• AIM OF THE TASK: Please print all of the material below, word for word.

• LISTING:
--- Begin ---

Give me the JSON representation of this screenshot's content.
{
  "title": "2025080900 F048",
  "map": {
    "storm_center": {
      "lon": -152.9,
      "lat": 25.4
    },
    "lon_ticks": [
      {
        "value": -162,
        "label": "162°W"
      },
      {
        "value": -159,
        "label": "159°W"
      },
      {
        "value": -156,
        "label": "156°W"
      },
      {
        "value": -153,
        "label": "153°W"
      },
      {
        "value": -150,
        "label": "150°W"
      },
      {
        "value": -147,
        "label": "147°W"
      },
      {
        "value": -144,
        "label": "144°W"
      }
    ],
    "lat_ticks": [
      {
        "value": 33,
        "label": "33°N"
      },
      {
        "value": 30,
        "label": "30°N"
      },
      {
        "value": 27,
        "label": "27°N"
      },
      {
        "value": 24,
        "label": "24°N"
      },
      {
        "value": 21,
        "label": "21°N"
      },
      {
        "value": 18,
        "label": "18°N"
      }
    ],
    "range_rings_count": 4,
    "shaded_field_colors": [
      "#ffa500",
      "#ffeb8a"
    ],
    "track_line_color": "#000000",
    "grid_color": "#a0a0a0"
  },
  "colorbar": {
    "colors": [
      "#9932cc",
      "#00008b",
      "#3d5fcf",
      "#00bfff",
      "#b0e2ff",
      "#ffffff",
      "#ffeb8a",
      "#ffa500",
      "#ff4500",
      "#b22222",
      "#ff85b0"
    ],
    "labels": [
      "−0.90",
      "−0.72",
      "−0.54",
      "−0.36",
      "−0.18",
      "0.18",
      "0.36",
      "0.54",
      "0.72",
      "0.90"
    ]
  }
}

--- End ---

• EXERCISE OUTPUT:
Give me the JSON representation of this screenshot's content.
{
  "title": "2025080900 F048",
  "map": {
    "storm_center": {
      "lon": -152.9,
      "lat": 25.4
    },
    "lon_ticks": [
      {
        "value": -162,
        "label": "162°W"
      },
      {
        "value": -159,
        "label": "159°W"
      },
      {
        "value": -156,
        "label": "156°W"
      },
      {
        "value": -153,
        "label": "153°W"
      },
      {
        "value": -150,
        "label": "150°W"
      },
      {
        "value": -147,
        "label": "147°W"
      },
      {
        "value": -144,
        "label": "144°W"
      }
    ],
    "lat_ticks": [
      {
        "value": 33,
        "label": "33°N"
      },
      {
        "value": 30,
        "label": "30°N"
      },
      {
        "value": 27,
        "label": "27°N"
      },
      {
        "value": 24,
        "label": "24°N"
      },
      {
        "value": 21,
        "label": "21°N"
      },
      {
        "value": 18,
        "label": "18°N"
      }
    ],
    "range_rings_count": 4,
    "shaded_field_colors": [
      "#ffa500",
      "#ffeb8a"
    ],
    "track_line_color": "#000000",
    "grid_color": "#a0a0a0"
  },
  "colorbar": {
    "colors": [
      "#9932cc",
      "#00008b",
      "#3d5fcf",
      "#00bfff",
      "#b0e2ff",
      "#ffffff",
      "#ffeb8a",
      "#ffa500",
      "#ff4500",
      "#b22222",
      "#ff85b0"
    ],
    "labels": [
      "−0.90",
      "−0.72",
      "−0.54",
      "−0.36",
      "−0.18",
      "0.18",
      "0.36",
      "0.54",
      "0.72",
      "0.90"
    ]
  }
}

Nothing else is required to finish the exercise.